start Records shown
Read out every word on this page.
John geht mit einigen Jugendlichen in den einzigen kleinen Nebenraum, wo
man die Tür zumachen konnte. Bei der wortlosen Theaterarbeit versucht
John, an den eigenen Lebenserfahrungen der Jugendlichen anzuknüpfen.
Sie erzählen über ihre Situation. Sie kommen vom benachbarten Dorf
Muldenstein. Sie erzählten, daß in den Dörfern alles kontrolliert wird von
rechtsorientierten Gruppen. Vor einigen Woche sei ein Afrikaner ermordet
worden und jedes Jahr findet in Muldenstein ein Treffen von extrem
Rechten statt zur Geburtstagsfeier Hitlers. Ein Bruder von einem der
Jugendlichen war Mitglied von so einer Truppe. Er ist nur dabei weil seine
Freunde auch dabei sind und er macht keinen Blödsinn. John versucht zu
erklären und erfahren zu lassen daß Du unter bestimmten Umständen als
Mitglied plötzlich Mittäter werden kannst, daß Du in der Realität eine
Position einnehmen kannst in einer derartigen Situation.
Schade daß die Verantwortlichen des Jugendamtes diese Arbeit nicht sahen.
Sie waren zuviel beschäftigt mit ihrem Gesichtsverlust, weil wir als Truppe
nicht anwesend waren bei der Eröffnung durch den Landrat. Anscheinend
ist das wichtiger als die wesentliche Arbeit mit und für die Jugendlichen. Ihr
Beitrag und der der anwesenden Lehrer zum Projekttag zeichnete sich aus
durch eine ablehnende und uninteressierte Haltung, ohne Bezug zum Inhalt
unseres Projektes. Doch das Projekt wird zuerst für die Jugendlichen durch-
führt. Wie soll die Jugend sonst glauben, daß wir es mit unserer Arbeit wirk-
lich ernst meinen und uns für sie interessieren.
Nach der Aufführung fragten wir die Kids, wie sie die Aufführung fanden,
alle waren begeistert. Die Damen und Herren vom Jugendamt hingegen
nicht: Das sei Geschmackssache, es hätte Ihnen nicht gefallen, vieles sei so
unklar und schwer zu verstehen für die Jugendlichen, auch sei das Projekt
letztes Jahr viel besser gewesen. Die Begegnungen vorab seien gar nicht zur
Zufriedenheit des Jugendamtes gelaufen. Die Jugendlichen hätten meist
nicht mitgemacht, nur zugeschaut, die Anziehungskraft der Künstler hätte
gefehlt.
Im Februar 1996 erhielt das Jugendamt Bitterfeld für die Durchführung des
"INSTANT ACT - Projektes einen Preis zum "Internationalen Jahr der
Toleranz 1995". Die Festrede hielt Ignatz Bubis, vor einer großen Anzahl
end Records shown
» **Exercise**
Copy every line of the entries above in which "versucht" occurs.

» **Exercise response**
man die Tür zumachen konnte. Bei der wortlosen Theaterarbeit versucht
Freunde auch dabei sind und er macht keinen Blödsinn. John versucht zu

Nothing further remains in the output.